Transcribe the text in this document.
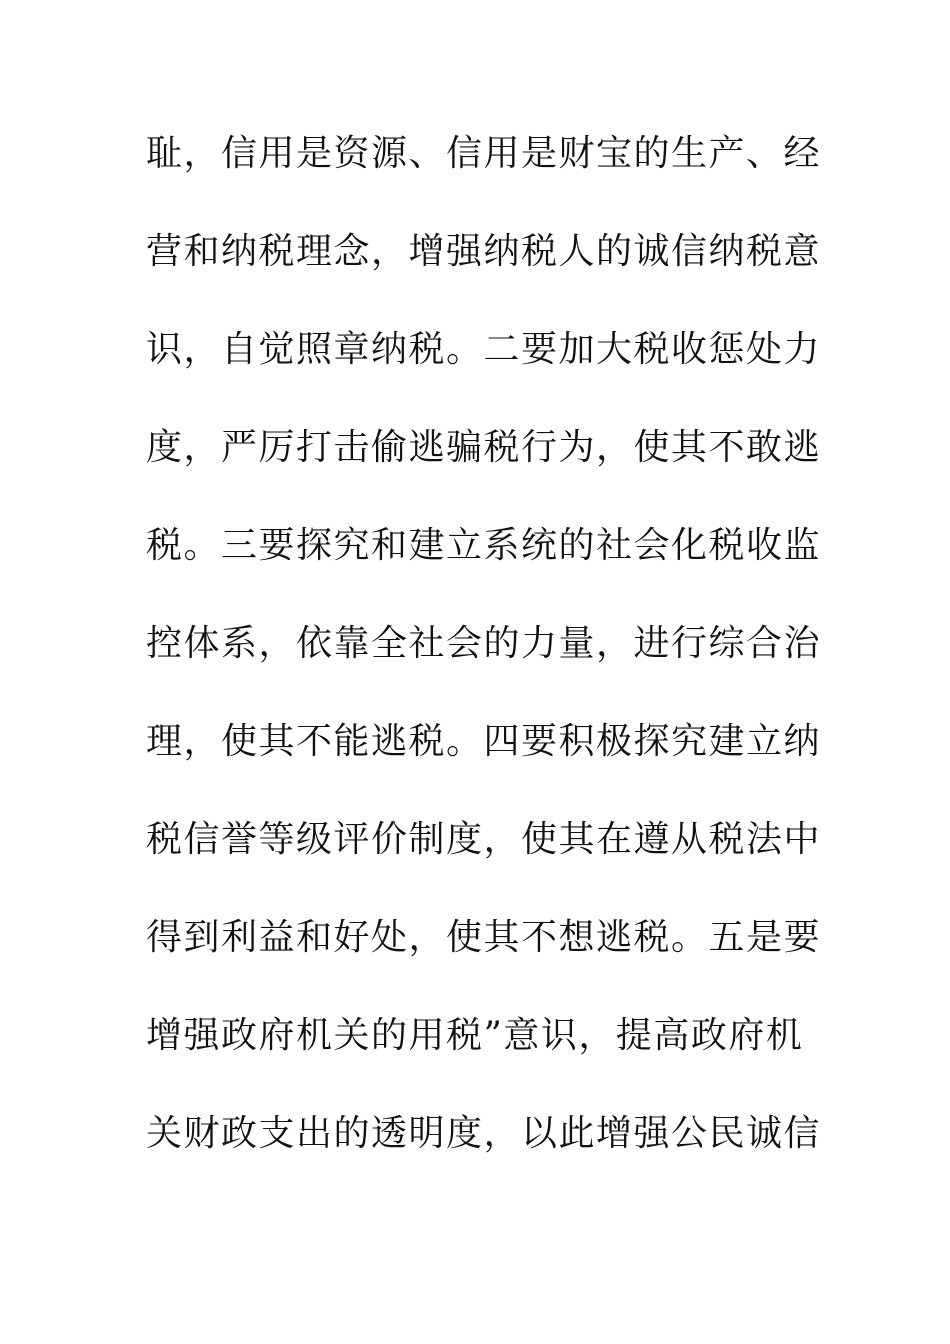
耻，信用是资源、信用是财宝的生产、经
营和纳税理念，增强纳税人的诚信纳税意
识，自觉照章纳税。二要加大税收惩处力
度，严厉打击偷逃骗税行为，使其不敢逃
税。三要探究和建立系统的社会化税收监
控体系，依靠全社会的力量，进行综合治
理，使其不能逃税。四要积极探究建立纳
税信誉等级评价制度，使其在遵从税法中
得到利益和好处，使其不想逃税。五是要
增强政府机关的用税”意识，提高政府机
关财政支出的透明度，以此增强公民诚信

========

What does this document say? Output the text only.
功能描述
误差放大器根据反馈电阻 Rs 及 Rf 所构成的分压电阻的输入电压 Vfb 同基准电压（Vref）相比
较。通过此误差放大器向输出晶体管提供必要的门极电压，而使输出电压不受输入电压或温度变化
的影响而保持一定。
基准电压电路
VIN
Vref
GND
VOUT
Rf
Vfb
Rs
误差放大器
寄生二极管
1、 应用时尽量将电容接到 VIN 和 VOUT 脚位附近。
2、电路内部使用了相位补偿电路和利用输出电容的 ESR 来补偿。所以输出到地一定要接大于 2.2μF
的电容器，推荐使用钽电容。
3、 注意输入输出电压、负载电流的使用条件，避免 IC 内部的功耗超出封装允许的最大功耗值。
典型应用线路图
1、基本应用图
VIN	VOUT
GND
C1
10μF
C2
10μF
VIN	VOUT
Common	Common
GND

========

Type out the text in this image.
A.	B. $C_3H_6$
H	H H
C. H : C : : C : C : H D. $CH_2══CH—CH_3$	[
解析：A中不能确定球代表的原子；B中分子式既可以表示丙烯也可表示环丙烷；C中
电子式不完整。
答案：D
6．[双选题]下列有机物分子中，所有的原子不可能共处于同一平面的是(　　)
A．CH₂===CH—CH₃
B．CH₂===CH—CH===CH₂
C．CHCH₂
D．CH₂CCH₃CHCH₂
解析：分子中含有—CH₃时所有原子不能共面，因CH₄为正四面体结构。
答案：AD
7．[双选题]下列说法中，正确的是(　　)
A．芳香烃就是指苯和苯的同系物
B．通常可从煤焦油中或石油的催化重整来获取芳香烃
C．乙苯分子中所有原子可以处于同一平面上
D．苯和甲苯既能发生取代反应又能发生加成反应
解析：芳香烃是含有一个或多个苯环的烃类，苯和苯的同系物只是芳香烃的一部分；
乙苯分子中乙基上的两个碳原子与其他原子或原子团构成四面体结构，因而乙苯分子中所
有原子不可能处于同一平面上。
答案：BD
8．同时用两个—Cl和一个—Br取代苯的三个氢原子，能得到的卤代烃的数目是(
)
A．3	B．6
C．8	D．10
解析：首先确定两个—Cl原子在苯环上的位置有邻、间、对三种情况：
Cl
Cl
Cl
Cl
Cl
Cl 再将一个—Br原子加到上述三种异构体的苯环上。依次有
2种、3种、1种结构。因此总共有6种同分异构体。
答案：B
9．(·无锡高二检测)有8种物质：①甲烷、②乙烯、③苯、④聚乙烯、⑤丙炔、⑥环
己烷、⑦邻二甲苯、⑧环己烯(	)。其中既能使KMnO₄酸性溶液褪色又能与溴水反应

========

- Stated goal -
Locate the lines above that contain "this" and copy them.

- Answer for the task -
Transcribe the text in this document.
What does this document say? Output the text only.
Type out the text in this image.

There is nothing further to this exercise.